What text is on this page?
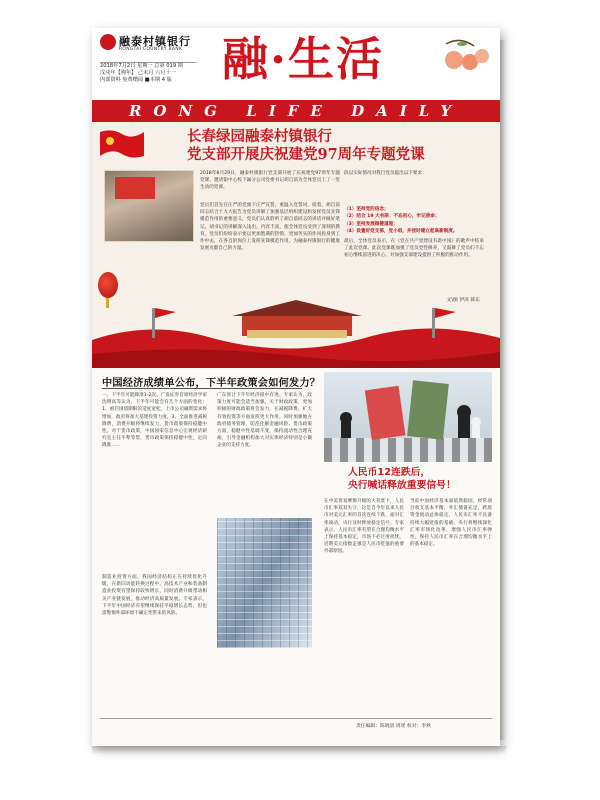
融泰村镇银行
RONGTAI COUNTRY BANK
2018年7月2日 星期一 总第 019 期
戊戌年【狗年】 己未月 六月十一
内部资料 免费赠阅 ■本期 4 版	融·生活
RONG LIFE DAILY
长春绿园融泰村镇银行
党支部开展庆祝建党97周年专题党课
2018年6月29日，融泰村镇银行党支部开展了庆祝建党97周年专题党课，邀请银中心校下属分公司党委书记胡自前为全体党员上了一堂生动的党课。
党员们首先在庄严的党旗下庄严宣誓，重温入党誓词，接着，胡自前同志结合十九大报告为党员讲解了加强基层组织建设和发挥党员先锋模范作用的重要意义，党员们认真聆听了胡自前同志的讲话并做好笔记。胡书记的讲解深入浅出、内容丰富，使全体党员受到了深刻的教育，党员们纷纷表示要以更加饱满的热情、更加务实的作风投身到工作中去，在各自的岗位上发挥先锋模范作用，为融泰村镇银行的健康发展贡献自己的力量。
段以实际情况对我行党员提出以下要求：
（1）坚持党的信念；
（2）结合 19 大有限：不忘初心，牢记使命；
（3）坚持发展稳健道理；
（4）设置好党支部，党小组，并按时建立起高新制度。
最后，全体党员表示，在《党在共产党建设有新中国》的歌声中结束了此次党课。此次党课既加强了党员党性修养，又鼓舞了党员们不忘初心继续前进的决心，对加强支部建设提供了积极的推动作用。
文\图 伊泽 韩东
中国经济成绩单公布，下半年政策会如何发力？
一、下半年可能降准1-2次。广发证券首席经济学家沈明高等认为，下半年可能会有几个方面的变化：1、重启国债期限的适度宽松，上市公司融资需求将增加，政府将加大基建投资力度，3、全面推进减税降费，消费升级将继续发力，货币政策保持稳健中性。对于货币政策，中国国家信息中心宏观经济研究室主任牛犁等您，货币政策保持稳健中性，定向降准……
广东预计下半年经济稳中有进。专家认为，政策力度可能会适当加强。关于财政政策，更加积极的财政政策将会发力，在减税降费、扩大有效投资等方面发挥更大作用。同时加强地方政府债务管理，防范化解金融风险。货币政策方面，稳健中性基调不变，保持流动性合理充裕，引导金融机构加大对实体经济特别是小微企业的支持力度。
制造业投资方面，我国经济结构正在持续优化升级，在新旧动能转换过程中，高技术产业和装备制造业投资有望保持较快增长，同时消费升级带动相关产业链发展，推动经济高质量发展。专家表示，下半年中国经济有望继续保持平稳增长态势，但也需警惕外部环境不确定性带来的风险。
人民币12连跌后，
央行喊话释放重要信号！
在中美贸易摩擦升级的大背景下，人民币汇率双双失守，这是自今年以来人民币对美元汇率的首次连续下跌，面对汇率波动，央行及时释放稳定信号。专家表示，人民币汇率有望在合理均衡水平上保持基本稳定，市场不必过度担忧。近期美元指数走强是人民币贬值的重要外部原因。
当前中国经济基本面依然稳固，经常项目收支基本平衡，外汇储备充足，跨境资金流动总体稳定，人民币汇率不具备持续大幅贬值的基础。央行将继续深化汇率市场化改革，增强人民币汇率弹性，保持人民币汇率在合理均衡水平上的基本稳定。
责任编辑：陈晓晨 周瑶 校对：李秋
--------------------------------------------------
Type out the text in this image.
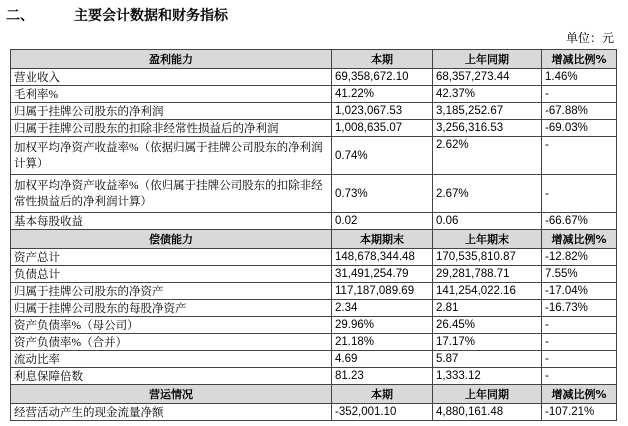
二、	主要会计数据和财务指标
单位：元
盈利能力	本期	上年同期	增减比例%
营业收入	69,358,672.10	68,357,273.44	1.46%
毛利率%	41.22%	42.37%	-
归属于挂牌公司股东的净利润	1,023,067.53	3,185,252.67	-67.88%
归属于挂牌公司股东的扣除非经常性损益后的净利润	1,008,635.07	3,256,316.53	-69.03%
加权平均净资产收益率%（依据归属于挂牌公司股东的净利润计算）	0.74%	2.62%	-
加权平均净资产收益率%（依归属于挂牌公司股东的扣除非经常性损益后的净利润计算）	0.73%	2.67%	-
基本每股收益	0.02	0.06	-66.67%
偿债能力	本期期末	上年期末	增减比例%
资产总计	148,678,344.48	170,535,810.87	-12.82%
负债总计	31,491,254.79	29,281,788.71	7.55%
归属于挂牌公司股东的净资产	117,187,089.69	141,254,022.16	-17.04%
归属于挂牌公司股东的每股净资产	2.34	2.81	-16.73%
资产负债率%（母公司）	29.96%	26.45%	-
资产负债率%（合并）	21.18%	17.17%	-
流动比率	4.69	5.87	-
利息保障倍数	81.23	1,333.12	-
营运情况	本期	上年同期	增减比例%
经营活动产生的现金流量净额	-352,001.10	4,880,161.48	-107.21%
--------------------------------------------------
__What this task involves__:
Gather each line of the records holding the string "资产负债率".

__Solution to this problem__:
资产负债率%（母公司）	29.96%	26.45%	-
资产负债率%（合并）	21.18%	17.17%	-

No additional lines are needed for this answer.